[Items from a data source]
↓

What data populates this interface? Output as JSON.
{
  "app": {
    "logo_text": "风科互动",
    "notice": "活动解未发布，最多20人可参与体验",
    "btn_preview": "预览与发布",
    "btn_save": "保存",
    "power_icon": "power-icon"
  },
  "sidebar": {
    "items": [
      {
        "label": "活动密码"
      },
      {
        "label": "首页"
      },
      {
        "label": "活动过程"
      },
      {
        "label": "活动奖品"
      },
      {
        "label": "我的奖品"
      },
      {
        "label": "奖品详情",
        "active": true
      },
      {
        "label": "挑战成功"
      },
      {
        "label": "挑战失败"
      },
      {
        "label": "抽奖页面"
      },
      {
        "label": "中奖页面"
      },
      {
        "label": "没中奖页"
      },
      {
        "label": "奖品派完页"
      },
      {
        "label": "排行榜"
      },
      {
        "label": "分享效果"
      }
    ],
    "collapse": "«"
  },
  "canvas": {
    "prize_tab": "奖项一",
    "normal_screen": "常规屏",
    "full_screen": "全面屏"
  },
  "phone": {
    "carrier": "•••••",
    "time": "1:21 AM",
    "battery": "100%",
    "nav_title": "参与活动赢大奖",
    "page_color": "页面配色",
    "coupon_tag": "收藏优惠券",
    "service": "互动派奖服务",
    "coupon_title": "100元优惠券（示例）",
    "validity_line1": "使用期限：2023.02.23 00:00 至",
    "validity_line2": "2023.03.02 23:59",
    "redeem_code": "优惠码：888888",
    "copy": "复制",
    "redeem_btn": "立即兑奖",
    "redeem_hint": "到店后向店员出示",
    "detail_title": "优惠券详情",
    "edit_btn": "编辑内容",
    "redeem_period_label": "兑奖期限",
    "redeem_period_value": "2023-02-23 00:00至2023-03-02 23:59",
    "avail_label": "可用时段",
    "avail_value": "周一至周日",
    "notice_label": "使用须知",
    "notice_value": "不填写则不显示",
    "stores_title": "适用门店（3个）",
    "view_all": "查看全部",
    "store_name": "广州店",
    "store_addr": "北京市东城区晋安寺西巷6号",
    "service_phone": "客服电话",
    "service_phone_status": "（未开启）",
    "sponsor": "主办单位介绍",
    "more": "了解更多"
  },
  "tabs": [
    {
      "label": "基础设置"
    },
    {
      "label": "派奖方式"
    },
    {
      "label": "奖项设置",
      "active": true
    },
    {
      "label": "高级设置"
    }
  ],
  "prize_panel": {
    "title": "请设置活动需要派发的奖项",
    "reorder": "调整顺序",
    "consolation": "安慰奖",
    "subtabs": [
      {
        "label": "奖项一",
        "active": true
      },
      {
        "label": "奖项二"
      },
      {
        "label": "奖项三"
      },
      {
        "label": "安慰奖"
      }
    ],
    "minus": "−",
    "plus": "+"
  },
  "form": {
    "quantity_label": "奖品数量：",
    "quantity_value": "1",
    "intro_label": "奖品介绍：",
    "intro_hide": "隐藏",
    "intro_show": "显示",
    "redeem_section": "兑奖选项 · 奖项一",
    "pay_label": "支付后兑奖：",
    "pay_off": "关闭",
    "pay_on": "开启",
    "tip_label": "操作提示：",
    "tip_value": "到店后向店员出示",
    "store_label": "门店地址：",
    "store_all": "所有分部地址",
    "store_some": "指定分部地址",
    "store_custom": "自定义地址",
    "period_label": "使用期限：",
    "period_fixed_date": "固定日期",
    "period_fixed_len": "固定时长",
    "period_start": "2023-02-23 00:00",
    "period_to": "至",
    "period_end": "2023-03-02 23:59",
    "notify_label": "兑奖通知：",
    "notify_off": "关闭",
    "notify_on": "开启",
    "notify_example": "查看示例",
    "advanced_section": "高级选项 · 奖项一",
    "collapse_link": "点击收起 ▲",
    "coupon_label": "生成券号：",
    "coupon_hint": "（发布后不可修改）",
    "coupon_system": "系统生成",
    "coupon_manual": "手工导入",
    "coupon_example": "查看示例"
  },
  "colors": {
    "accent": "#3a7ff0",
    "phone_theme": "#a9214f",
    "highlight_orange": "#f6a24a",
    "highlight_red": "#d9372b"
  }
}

↑

[WHAT THE TASK REQUIRES] Give the data again, exactly as it stands.

[THE SOLUTION]
What data populates this interface? Output as JSON.
{
  "app": {
    "logo_text": "风科互动",
    "notice": "活动解未发布，最多20人可参与体验",
    "btn_preview": "预览与发布",
    "btn_save": "保存",
    "power_icon": "power-icon"
  },
  "sidebar": {
    "items": [
      {
        "label": "活动密码"
      },
      {
        "label": "首页"
      },
      {
        "label": "活动过程"
      },
      {
        "label": "活动奖品"
      },
      {
        "label": "我的奖品"
      },
      {
        "label": "奖品详情",
        "active": true
      },
      {
        "label": "挑战成功"
      },
      {
        "label": "挑战失败"
      },
      {
        "label": "抽奖页面"
      },
      {
        "label": "中奖页面"
      },
      {
        "label": "没中奖页"
      },
      {
        "label": "奖品派完页"
      },
      {
        "label": "排行榜"
      },
      {
        "label": "分享效果"
      }
    ],
    "collapse": "«"
  },
  "canvas": {
    "prize_tab": "奖项一",
    "normal_screen": "常规屏",
    "full_screen": "全面屏"
  },
  "phone": {
    "carrier": "•••••",
    "time": "1:21 AM",
    "battery": "100%",
    "nav_title": "参与活动赢大奖",
    "page_color": "页面配色",
    "coupon_tag": "收藏优惠券",
    "service": "互动派奖服务",
    "coupon_title": "100元优惠券（示例）",
    "validity_line1": "使用期限：2023.02.23 00:00 至",
    "validity_line2": "2023.03.02 23:59",
    "redeem_code": "优惠码：888888",
    "copy": "复制",
    "redeem_btn": "立即兑奖",
    "redeem_hint": "到店后向店员出示",
    "detail_title": "优惠券详情",
    "edit_btn": "编辑内容",
    "redeem_period_label": "兑奖期限",
    "redeem_period_value": "2023-02-23 00:00至2023-03-02 23:59",
    "avail_label": "可用时段",
    "avail_value": "周一至周日",
    "notice_label": "使用须知",
    "notice_value": "不填写则不显示",
    "stores_title": "适用门店（3个）",
    "view_all": "查看全部",
    "store_name": "广州店",
    "store_addr": "北京市东城区晋安寺西巷6号",
    "service_phone": "客服电话",
    "service_phone_status": "（未开启）",
    "sponsor": "主办单位介绍",
    "more": "了解更多"
  },
  "tabs": [
    {
      "label": "基础设置"
    },
    {
      "label": "派奖方式"
    },
    {
      "label": "奖项设置",
      "active": true
    },
    {
      "label": "高级设置"
    }
  ],
  "prize_panel": {
    "title": "请设置活动需要派发的奖项",
    "reorder": "调整顺序",
    "consolation": "安慰奖",
    "subtabs": [
      {
        "label": "奖项一",
        "active": true
      },
      {
        "label": "奖项二"
      },
      {
        "label": "奖项三"
      },
      {
        "label": "安慰奖"
      }
    ],
    "minus": "−",
    "plus": "+"
  },
  "form": {
    "quantity_label": "奖品数量：",
    "quantity_value": "1",
    "intro_label": "奖品介绍：",
    "intro_hide": "隐藏",
    "intro_show": "显示",
    "redeem_section": "兑奖选项 · 奖项一",
    "pay_label": "支付后兑奖：",
    "pay_off": "关闭",
    "pay_on": "开启",
    "tip_label": "操作提示：",
    "tip_value": "到店后向店员出示",
    "store_label": "门店地址：",
    "store_all": "所有分部地址",
    "store_some": "指定分部地址",
    "store_custom": "自定义地址",
    "period_label": "使用期限：",
    "period_fixed_date": "固定日期",
    "period_fixed_len": "固定时长",
    "period_start": "2023-02-23 00:00",
    "period_to": "至",
    "period_end": "2023-03-02 23:59",
    "notify_label": "兑奖通知：",
    "notify_off": "关闭",
    "notify_on": "开启",
    "notify_example": "查看示例",
    "advanced_section": "高级选项 · 奖项一",
    "collapse_link": "点击收起 ▲",
    "coupon_label": "生成券号：",
    "coupon_hint": "（发布后不可修改）",
    "coupon_system": "系统生成",
    "coupon_manual": "手工导入",
    "coupon_example": "查看示例"
  },
  "colors": {
    "accent": "#3a7ff0",
    "phone_theme": "#a9214f",
    "highlight_orange": "#f6a24a",
    "highlight_red": "#d9372b"
  }
}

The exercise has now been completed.